• [Task goal]: Each line of the listing that contains the word "chili" is to be copied.

• [Information provided]:
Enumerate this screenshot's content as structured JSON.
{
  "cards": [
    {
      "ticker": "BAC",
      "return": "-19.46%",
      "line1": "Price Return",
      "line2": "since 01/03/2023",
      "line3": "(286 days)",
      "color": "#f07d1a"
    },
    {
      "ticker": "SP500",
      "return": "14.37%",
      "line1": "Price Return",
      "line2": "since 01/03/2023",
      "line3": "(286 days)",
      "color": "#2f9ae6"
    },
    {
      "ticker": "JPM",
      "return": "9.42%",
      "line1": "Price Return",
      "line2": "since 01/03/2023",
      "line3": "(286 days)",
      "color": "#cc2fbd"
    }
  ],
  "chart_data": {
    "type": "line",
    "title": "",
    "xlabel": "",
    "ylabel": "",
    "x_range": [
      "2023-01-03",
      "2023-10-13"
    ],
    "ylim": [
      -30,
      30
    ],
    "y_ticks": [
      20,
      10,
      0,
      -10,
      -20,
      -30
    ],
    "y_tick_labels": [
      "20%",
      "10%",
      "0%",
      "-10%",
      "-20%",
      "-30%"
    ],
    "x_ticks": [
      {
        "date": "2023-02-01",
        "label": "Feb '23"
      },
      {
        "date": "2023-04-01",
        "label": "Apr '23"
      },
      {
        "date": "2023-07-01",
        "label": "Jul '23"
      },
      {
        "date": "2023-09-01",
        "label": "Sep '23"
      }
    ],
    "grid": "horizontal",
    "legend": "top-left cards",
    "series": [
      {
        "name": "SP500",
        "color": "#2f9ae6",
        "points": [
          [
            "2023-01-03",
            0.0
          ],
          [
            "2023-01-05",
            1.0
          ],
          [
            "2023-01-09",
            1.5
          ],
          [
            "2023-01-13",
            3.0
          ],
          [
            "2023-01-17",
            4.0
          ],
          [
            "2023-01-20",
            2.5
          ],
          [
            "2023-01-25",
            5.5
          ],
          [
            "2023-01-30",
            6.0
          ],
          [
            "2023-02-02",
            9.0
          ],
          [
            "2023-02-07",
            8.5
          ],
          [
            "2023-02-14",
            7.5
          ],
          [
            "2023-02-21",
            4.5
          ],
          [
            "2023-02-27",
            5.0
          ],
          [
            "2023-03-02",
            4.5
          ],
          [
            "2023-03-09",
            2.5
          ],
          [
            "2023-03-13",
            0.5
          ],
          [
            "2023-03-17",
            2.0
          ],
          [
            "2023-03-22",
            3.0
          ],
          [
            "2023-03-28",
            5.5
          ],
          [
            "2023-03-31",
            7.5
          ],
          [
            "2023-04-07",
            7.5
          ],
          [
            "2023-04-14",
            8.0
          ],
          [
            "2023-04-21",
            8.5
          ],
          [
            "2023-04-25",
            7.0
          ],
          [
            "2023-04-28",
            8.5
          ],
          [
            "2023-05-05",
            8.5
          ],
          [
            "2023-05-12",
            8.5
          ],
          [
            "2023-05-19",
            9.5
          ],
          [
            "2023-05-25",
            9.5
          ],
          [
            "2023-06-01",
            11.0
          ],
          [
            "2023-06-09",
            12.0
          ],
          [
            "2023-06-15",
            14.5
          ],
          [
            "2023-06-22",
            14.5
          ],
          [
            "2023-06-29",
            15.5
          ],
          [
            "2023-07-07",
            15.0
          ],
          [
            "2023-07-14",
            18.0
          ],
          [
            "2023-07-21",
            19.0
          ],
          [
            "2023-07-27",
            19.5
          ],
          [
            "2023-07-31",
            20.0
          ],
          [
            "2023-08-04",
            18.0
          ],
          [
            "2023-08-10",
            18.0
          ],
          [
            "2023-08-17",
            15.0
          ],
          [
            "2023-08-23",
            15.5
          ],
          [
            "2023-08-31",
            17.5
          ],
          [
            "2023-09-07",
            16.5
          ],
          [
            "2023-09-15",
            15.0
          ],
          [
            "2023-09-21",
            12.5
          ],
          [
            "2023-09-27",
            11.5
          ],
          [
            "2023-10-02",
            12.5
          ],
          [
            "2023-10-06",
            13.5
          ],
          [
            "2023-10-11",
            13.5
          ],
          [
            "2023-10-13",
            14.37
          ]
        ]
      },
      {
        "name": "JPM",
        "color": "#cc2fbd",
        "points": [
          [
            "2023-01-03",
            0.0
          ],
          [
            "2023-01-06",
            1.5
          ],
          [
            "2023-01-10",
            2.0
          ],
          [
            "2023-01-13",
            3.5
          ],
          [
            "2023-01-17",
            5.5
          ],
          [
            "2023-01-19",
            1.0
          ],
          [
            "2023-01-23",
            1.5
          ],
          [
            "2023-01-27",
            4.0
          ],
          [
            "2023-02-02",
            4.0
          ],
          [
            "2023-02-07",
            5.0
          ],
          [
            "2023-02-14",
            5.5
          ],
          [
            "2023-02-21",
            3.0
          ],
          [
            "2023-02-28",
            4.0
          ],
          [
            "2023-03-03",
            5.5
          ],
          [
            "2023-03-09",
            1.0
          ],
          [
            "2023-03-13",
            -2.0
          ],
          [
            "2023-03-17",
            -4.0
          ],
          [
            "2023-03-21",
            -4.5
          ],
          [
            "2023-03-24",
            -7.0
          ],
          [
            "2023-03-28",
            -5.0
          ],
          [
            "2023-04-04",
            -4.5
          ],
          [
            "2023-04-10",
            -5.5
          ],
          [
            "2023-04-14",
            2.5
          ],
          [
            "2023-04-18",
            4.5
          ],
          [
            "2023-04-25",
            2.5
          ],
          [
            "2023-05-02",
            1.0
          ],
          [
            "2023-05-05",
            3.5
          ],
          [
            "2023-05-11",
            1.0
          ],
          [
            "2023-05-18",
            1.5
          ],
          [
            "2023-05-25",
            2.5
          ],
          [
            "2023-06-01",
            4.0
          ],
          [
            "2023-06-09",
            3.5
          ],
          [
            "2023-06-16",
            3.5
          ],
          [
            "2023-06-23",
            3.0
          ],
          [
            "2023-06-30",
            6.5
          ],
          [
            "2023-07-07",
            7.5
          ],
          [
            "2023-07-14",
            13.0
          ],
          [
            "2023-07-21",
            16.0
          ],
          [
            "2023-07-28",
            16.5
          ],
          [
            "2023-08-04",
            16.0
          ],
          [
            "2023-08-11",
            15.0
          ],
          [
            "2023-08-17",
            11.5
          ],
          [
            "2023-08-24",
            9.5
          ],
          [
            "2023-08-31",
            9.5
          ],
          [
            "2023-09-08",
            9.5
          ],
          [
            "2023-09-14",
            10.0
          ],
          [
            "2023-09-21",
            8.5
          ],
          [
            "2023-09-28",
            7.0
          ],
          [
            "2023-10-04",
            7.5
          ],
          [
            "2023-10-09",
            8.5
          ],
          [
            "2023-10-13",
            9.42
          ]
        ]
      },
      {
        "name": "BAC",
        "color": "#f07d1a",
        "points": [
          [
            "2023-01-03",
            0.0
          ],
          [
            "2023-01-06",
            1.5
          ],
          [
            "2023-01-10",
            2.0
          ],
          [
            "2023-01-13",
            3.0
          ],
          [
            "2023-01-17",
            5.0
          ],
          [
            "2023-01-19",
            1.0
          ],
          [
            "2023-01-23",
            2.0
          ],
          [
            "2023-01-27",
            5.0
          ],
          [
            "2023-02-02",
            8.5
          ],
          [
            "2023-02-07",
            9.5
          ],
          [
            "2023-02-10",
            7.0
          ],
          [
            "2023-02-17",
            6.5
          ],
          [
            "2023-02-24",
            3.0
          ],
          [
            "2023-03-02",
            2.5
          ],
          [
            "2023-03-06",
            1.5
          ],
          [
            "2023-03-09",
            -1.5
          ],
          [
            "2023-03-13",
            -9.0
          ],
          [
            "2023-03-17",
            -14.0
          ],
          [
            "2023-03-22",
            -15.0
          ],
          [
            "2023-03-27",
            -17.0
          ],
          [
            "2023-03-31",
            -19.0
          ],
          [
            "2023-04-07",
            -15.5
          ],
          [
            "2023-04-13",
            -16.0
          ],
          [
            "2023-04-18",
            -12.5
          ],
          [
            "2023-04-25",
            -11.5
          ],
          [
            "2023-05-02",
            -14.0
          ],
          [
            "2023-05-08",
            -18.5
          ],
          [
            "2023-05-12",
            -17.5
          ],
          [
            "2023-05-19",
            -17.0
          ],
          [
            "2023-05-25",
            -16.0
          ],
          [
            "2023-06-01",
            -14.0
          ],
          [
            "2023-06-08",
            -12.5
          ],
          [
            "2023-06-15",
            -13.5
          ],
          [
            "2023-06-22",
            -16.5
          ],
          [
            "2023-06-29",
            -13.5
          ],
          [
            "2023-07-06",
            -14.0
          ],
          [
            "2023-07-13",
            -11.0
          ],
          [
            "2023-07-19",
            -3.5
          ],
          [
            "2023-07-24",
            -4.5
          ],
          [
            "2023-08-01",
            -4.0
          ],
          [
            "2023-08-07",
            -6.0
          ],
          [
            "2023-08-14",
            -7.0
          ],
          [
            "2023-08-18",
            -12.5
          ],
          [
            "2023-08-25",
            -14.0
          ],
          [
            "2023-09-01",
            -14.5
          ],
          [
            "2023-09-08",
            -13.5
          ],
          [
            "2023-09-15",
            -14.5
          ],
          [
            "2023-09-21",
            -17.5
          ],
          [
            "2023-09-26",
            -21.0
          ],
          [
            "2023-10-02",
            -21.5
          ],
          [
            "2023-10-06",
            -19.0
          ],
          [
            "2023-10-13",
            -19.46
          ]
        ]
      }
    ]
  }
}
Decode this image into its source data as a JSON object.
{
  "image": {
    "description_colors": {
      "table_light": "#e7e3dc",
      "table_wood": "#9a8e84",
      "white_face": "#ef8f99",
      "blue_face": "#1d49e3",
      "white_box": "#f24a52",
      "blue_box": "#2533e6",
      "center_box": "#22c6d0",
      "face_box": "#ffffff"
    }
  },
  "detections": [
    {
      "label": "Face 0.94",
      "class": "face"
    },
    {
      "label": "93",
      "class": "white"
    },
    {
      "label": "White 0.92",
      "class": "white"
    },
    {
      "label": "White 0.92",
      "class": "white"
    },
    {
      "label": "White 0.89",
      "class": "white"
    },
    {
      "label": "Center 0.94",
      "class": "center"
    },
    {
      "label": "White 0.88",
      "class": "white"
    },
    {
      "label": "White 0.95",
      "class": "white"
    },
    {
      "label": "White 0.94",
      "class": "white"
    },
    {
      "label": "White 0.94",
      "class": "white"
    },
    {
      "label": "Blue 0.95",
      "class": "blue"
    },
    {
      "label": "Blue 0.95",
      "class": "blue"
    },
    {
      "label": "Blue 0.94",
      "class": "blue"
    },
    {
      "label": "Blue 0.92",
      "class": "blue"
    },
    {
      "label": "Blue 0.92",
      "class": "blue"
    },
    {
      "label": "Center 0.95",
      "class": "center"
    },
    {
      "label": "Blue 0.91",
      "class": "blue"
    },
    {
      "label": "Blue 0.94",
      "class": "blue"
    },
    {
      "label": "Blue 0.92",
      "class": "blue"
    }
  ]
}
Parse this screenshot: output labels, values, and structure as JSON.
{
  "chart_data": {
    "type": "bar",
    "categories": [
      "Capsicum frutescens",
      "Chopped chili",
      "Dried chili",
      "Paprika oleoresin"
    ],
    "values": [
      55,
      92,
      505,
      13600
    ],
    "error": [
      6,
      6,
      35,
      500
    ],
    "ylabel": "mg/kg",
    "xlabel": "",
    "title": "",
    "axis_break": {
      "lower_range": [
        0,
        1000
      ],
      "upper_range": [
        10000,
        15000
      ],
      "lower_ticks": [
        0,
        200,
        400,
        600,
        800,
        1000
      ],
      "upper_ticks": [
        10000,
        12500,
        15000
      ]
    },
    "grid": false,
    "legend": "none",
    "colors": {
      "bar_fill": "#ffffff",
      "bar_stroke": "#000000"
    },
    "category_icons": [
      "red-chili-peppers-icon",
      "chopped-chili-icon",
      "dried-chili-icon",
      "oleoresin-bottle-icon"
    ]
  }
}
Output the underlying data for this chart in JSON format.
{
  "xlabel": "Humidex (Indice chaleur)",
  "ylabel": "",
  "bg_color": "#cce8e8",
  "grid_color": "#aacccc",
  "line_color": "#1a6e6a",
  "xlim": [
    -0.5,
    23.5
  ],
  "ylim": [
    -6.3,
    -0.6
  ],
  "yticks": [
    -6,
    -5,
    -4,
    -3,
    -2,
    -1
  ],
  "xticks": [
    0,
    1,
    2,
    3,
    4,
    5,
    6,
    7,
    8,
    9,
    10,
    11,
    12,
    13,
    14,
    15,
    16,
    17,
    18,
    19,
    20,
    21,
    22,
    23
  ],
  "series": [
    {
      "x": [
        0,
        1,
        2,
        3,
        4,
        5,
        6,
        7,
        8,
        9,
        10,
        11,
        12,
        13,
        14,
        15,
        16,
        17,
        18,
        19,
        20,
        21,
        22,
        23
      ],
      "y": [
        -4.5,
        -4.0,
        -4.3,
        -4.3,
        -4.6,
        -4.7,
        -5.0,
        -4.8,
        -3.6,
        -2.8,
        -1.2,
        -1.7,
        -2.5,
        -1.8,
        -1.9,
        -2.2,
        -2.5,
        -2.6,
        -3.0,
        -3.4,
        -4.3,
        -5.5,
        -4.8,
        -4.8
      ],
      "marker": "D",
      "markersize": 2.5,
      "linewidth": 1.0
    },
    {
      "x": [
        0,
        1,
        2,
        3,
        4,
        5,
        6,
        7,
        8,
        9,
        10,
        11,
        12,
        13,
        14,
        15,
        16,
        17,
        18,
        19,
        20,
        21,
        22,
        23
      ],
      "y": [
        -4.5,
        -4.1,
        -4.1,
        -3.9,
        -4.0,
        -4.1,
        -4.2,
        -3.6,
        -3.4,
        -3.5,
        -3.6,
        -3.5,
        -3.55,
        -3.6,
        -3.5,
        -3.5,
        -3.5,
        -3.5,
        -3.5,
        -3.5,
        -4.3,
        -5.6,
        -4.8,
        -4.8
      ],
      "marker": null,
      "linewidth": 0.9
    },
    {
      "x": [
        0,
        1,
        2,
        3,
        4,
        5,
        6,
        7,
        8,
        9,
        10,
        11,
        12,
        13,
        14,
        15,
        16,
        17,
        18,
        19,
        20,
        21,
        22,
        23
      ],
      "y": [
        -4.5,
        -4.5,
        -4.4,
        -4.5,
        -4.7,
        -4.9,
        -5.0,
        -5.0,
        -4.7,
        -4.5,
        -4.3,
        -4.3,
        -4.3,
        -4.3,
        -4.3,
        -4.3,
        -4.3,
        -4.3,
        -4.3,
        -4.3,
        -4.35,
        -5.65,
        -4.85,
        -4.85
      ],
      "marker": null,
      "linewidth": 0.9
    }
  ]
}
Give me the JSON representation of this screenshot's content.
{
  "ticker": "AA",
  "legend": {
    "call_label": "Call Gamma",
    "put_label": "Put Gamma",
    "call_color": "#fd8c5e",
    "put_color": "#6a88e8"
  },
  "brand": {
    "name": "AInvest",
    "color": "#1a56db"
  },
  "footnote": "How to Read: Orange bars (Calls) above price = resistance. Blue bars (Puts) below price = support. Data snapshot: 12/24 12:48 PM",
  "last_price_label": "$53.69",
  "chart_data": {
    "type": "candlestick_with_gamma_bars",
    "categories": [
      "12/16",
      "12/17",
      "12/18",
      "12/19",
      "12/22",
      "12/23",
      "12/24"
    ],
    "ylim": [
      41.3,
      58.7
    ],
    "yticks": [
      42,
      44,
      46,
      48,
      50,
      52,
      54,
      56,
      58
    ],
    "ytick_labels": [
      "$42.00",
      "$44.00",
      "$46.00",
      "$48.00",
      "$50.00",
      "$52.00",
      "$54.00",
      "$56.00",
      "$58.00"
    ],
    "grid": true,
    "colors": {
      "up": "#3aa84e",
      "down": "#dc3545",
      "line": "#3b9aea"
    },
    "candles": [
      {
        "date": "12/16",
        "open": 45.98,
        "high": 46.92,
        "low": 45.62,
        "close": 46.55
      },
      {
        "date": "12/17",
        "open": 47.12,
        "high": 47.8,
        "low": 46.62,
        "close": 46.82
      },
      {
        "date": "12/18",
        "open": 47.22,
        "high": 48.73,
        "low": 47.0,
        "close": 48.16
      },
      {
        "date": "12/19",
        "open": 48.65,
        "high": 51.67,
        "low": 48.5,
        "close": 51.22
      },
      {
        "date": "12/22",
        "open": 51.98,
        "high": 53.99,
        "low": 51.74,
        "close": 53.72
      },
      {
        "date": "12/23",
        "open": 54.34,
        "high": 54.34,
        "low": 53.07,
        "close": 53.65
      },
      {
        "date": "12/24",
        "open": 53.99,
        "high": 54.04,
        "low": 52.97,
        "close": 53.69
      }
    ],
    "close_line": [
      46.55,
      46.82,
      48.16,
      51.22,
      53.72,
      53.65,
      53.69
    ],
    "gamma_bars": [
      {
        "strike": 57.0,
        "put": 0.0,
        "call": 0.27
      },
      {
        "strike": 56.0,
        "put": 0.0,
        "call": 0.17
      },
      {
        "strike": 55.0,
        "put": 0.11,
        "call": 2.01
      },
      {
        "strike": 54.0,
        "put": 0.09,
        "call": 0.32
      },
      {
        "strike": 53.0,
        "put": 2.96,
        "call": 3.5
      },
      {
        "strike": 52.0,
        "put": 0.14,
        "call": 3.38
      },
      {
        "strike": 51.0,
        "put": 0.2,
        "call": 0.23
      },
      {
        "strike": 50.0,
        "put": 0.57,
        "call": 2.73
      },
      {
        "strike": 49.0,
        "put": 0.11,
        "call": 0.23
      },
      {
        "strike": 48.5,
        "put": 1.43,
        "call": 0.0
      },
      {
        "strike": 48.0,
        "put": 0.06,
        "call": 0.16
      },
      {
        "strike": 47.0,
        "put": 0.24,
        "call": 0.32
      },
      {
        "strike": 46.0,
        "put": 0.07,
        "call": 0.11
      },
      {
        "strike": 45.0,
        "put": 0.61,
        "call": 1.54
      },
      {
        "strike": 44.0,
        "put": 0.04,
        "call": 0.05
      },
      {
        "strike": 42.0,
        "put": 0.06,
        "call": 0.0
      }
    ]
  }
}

• [Response to this exercise]:
      "Chopped chili",
      "Dried chili",
      "red-chili-peppers-icon",
      "chopped-chili-icon",
      "dried-chili-icon",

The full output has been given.